- SHORT TASK -
Write the records out again, keeping each line exactly as it is.

··· PROVIDED RECORDS ···

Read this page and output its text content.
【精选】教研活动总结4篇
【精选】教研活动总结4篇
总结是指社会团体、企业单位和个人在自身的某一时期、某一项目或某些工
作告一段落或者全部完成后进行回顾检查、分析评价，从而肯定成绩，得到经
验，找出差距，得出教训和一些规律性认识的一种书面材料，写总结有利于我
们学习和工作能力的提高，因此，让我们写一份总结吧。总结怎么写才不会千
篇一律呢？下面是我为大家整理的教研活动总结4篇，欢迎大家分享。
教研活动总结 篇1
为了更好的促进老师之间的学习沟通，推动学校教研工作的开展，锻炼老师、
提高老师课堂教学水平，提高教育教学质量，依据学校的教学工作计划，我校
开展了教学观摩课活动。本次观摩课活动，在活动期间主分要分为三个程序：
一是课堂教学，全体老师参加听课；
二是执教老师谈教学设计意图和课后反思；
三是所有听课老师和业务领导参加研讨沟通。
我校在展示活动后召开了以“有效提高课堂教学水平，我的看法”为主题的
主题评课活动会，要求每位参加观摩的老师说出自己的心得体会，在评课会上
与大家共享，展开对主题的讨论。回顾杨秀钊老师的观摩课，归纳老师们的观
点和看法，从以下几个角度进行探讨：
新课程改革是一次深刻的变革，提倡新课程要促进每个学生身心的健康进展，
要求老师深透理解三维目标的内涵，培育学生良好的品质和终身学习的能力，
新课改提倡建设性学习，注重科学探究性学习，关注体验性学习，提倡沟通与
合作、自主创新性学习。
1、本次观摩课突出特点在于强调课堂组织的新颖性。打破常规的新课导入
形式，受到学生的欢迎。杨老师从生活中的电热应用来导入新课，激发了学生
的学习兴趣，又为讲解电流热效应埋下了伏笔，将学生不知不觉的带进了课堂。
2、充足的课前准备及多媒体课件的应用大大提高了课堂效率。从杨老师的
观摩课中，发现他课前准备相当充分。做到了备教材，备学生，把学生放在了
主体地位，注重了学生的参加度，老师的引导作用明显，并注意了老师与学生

···

- WRITTEN SOLUTION -
Read this page and output its text content.
【精选】教研活动总结4篇
【精选】教研活动总结4篇
总结是指社会团体、企业单位和个人在自身的某一时期、某一项目或某些工
作告一段落或者全部完成后进行回顾检查、分析评价，从而肯定成绩，得到经
验，找出差距，得出教训和一些规律性认识的一种书面材料，写总结有利于我
们学习和工作能力的提高，因此，让我们写一份总结吧。总结怎么写才不会千
篇一律呢？下面是我为大家整理的教研活动总结4篇，欢迎大家分享。
教研活动总结 篇1
为了更好的促进老师之间的学习沟通，推动学校教研工作的开展，锻炼老师、
提高老师课堂教学水平，提高教育教学质量，依据学校的教学工作计划，我校
开展了教学观摩课活动。本次观摩课活动，在活动期间主分要分为三个程序：
一是课堂教学，全体老师参加听课；
二是执教老师谈教学设计意图和课后反思；
三是所有听课老师和业务领导参加研讨沟通。
我校在展示活动后召开了以“有效提高课堂教学水平，我的看法”为主题的
主题评课活动会，要求每位参加观摩的老师说出自己的心得体会，在评课会上
与大家共享，展开对主题的讨论。回顾杨秀钊老师的观摩课，归纳老师们的观
点和看法，从以下几个角度进行探讨：
新课程改革是一次深刻的变革，提倡新课程要促进每个学生身心的健康进展，
要求老师深透理解三维目标的内涵，培育学生良好的品质和终身学习的能力，
新课改提倡建设性学习，注重科学探究性学习，关注体验性学习，提倡沟通与
合作、自主创新性学习。
1、本次观摩课突出特点在于强调课堂组织的新颖性。打破常规的新课导入
形式，受到学生的欢迎。杨老师从生活中的电热应用来导入新课，激发了学生
的学习兴趣，又为讲解电流热效应埋下了伏笔，将学生不知不觉的带进了课堂。
2、充足的课前准备及多媒体课件的应用大大提高了课堂效率。从杨老师的
观摩课中，发现他课前准备相当充分。做到了备教材，备学生，把学生放在了
主体地位，注重了学生的参加度，老师的引导作用明显，并注意了老师与学生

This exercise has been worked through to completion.